* _EXERCISE_
Among the entries below, find the lines with "icon" and copy them.

* _SUPPLIED DATA_

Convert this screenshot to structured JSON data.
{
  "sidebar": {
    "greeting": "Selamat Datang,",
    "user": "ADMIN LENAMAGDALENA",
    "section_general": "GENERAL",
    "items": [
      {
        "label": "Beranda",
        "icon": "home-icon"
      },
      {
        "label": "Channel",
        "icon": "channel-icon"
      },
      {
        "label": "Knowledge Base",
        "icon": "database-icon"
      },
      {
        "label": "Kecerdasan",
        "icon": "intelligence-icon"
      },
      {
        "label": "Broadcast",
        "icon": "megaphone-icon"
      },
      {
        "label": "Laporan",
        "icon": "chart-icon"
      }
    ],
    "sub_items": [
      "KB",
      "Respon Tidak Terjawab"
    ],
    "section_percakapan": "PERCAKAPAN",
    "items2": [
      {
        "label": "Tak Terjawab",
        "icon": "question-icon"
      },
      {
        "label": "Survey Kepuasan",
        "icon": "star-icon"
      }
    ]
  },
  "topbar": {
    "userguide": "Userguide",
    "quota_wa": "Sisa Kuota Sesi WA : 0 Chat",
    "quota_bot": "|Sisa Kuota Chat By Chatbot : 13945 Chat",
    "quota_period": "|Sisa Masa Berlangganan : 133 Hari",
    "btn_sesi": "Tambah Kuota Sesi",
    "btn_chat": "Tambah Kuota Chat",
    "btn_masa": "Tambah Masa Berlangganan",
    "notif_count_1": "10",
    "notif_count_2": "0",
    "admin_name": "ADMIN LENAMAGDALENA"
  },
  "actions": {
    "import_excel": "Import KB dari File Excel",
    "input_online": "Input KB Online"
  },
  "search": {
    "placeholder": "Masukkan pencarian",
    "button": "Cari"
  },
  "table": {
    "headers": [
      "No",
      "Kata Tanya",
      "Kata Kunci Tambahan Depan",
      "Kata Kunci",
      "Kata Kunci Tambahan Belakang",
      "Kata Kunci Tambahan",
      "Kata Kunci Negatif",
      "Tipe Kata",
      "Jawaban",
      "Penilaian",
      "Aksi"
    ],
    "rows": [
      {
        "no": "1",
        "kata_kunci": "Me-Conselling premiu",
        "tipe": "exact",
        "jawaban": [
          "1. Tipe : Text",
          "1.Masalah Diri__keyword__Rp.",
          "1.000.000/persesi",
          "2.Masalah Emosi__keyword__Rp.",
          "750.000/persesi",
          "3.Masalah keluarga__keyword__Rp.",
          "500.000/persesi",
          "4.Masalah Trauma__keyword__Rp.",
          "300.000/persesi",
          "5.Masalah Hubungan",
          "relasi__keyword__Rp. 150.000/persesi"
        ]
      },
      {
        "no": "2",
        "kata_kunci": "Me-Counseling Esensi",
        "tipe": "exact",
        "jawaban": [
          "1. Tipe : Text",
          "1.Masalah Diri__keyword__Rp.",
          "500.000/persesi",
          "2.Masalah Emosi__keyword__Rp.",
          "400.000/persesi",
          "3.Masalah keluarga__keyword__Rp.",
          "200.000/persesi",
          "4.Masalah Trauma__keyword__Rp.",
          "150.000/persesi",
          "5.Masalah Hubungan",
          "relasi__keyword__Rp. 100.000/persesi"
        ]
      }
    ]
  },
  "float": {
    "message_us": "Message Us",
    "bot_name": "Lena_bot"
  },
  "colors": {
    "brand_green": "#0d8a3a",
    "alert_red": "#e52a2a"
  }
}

* _CORRECT RESULT_
        "icon": "home-icon"
        "icon": "channel-icon"
        "icon": "database-icon"
        "icon": "intelligence-icon"
        "icon": "megaphone-icon"
        "icon": "chart-icon"
        "icon": "question-icon"
        "icon": "star-icon"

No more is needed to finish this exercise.